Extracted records
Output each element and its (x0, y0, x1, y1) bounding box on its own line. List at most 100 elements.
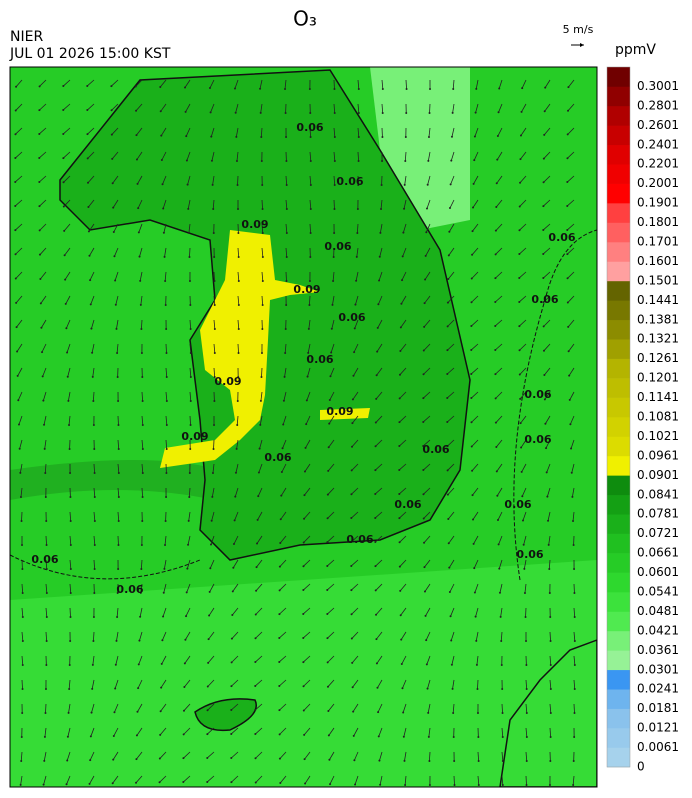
wind-arrow (63, 199, 71, 207)
wind-arrowhead (44, 687, 47, 690)
wind-arrow (209, 79, 215, 89)
map-frame (9, 66, 598, 788)
colorbar-label: 0.1261 (637, 351, 679, 365)
wind-arrowhead (326, 685, 329, 688)
wind-arrow (472, 487, 479, 496)
wind-arrowhead (38, 109, 41, 112)
wind-arrowhead (93, 567, 96, 570)
wind-arrow (89, 775, 95, 785)
wind-arrow (255, 631, 263, 639)
wind-arrow (280, 511, 287, 520)
wind-arrowhead (233, 519, 236, 522)
wind-arrow (475, 607, 479, 617)
wind-arrowhead (111, 782, 114, 785)
wind-arrow (567, 247, 575, 255)
wind-arrowhead (261, 231, 264, 234)
wind-arrowhead (476, 711, 479, 714)
wind-arrow (256, 535, 263, 544)
wind-arrow (496, 439, 503, 448)
wind-arrow (91, 319, 95, 329)
wind-arrow (117, 511, 120, 522)
wind-arrow (65, 295, 71, 305)
wind-arrow (427, 151, 431, 161)
wind-arrow (39, 127, 47, 135)
wind-arrow (376, 343, 383, 352)
wind-arrow (254, 703, 263, 711)
wind-arrowhead (473, 591, 476, 594)
wind-arrowhead (234, 495, 237, 498)
wind-arrow (90, 295, 95, 305)
wind-arrowhead (210, 519, 213, 522)
wind-arrowhead (21, 639, 24, 642)
wind-arrowhead (452, 711, 455, 714)
wind-arrowhead (350, 589, 353, 592)
wind-arrow (232, 583, 239, 592)
wind-arrow (303, 511, 311, 520)
wind-arrow (404, 151, 407, 162)
wind-arrow (567, 319, 575, 328)
wind-arrowhead (427, 735, 430, 738)
wind-arrow (572, 511, 575, 521)
wind-arrow (138, 655, 143, 665)
wind-arrow (333, 127, 336, 137)
colorbar-swatch (607, 572, 630, 593)
wind-arrow (164, 271, 167, 281)
wind-arrowhead (499, 615, 502, 618)
wind-arrow (377, 703, 383, 713)
wind-arrowhead (164, 519, 167, 522)
wind-arrow (422, 439, 431, 447)
wind-arrowhead (117, 519, 120, 522)
wind-arrowhead (67, 399, 70, 402)
wind-arrowhead (354, 303, 357, 306)
wind-arrowhead (114, 687, 117, 690)
wind-arrow (471, 415, 479, 423)
wind-arrow (186, 559, 191, 569)
wind-arrow (69, 583, 72, 594)
wind-arrow (378, 295, 383, 305)
wind-arrowhead (138, 639, 141, 642)
wind-arrow (473, 175, 479, 185)
wind-arrowhead (518, 349, 521, 352)
wind-arrow (232, 607, 239, 616)
wind-arrow (403, 199, 407, 209)
wind-arrowhead (477, 783, 480, 786)
colorbar-label: 0.1081 (637, 410, 679, 424)
wind-arrowhead (230, 661, 233, 664)
wind-arrowhead (38, 132, 41, 135)
wind-arrowhead (231, 590, 234, 593)
wind-arrowhead (357, 87, 360, 90)
wind-arrow (279, 631, 287, 639)
wind-arrowhead (470, 325, 473, 328)
wind-arrowhead (425, 663, 428, 666)
wind-arrowhead (87, 206, 90, 209)
wind-arrowhead (141, 447, 144, 450)
wind-arrow (519, 199, 527, 207)
wind-arrowhead (38, 181, 41, 184)
wind-arrowhead (237, 303, 240, 306)
wind-arrowhead (188, 471, 191, 474)
wind-arrowhead (450, 639, 453, 642)
wind-arrowhead (305, 423, 308, 426)
wind-arrow (375, 559, 383, 567)
wind-arrow (164, 535, 167, 545)
wind-arrow (114, 679, 119, 689)
wind-arrow (67, 367, 71, 377)
wind-arrowhead (211, 183, 214, 186)
wind-arrow (209, 583, 215, 593)
wind-arrowhead (139, 279, 142, 282)
wind-arrow (447, 463, 455, 471)
wind-arrowhead (401, 687, 404, 690)
wind-arrow (423, 487, 431, 495)
wind-arrowhead (542, 205, 545, 208)
wind-arrowhead (572, 759, 575, 762)
wind-arrowhead (572, 519, 575, 522)
wind-arrow (255, 727, 263, 735)
wind-arrowhead (86, 157, 89, 160)
wind-arrowhead (398, 565, 401, 568)
wind-arrow (525, 751, 528, 762)
wind-arrowhead (39, 278, 42, 281)
wind-arrow (284, 343, 287, 353)
wind-arrowhead (283, 375, 286, 378)
wind-arrowhead (567, 325, 570, 328)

Exercise :: Change "colorbar-label" to "colorbar-tick" throughout the entries above and write out every line again with nothing else altered. Leave the pictures out.

Reply ::
Output each element and its (x0, y0, x1, y1) bounding box on its own line. List at most 100 elements.
wind-arrow (63, 199, 71, 207)
wind-arrowhead (44, 687, 47, 690)
wind-arrow (209, 79, 215, 89)
map-frame (9, 66, 598, 788)
colorbar-tick: 0.1261 (637, 351, 679, 365)
wind-arrowhead (326, 685, 329, 688)
wind-arrow (472, 487, 479, 496)
wind-arrowhead (38, 109, 41, 112)
wind-arrowhead (93, 567, 96, 570)
wind-arrow (89, 775, 95, 785)
wind-arrow (255, 631, 263, 639)
wind-arrow (280, 511, 287, 520)
wind-arrowhead (233, 519, 236, 522)
wind-arrow (475, 607, 479, 617)
wind-arrowhead (111, 782, 114, 785)
wind-arrow (567, 247, 575, 255)
wind-arrowhead (261, 231, 264, 234)
wind-arrowhead (476, 711, 479, 714)
wind-arrow (256, 535, 263, 544)
wind-arrow (496, 439, 503, 448)
wind-arrow (91, 319, 95, 329)
wind-arrow (117, 511, 120, 522)
wind-arrow (65, 295, 71, 305)
wind-arrow (427, 151, 431, 161)
wind-arrow (39, 127, 47, 135)
wind-arrow (376, 343, 383, 352)
wind-arrow (254, 703, 263, 711)
wind-arrowhead (473, 591, 476, 594)
wind-arrowhead (234, 495, 237, 498)
wind-arrow (90, 295, 95, 305)
wind-arrowhead (210, 519, 213, 522)
wind-arrowhead (21, 639, 24, 642)
wind-arrowhead (452, 711, 455, 714)
wind-arrowhead (350, 589, 353, 592)
wind-arrow (232, 583, 239, 592)
wind-arrow (303, 511, 311, 520)
wind-arrow (404, 151, 407, 162)
wind-arrow (567, 319, 575, 328)
wind-arrowhead (427, 735, 430, 738)
wind-arrow (572, 511, 575, 521)
wind-arrow (138, 655, 143, 665)
wind-arrow (333, 127, 336, 137)
colorbar-swatch (607, 572, 630, 593)
wind-arrow (164, 271, 167, 281)
wind-arrowhead (499, 615, 502, 618)
wind-arrow (377, 703, 383, 713)
wind-arrowhead (164, 519, 167, 522)
wind-arrow (422, 439, 431, 447)
wind-arrowhead (117, 519, 120, 522)
wind-arrowhead (67, 399, 70, 402)
wind-arrowhead (354, 303, 357, 306)
wind-arrowhead (114, 687, 117, 690)
wind-arrow (471, 415, 479, 423)
wind-arrow (186, 559, 191, 569)
wind-arrow (69, 583, 72, 594)
wind-arrow (378, 295, 383, 305)
wind-arrowhead (138, 639, 141, 642)
wind-arrow (473, 175, 479, 185)
wind-arrowhead (518, 349, 521, 352)
wind-arrow (232, 607, 239, 616)
wind-arrow (403, 199, 407, 209)
wind-arrowhead (477, 783, 480, 786)
colorbar-tick: 0.1081 (637, 410, 679, 424)
wind-arrowhead (230, 661, 233, 664)
wind-arrowhead (38, 132, 41, 135)
wind-arrowhead (231, 590, 234, 593)
wind-arrowhead (357, 87, 360, 90)
wind-arrow (279, 631, 287, 639)
wind-arrowhead (470, 325, 473, 328)
wind-arrowhead (425, 663, 428, 666)
wind-arrowhead (87, 206, 90, 209)
wind-arrowhead (141, 447, 144, 450)
wind-arrow (519, 199, 527, 207)
wind-arrowhead (38, 181, 41, 184)
wind-arrowhead (237, 303, 240, 306)
wind-arrowhead (188, 471, 191, 474)
wind-arrowhead (450, 639, 453, 642)
wind-arrowhead (305, 423, 308, 426)
wind-arrow (375, 559, 383, 567)
wind-arrow (164, 535, 167, 545)
wind-arrow (114, 679, 119, 689)
wind-arrow (67, 367, 71, 377)
wind-arrowhead (211, 183, 214, 186)
wind-arrow (209, 583, 215, 593)
wind-arrowhead (139, 279, 142, 282)
wind-arrow (447, 463, 455, 471)
wind-arrowhead (401, 687, 404, 690)
wind-arrow (423, 487, 431, 495)
wind-arrowhead (542, 205, 545, 208)
wind-arrowhead (572, 759, 575, 762)
wind-arrowhead (572, 519, 575, 522)
wind-arrow (255, 727, 263, 735)
wind-arrowhead (86, 157, 89, 160)
wind-arrowhead (398, 565, 401, 568)
wind-arrow (525, 751, 528, 762)
wind-arrowhead (39, 278, 42, 281)
wind-arrow (284, 343, 287, 353)
wind-arrowhead (283, 375, 286, 378)
wind-arrowhead (567, 325, 570, 328)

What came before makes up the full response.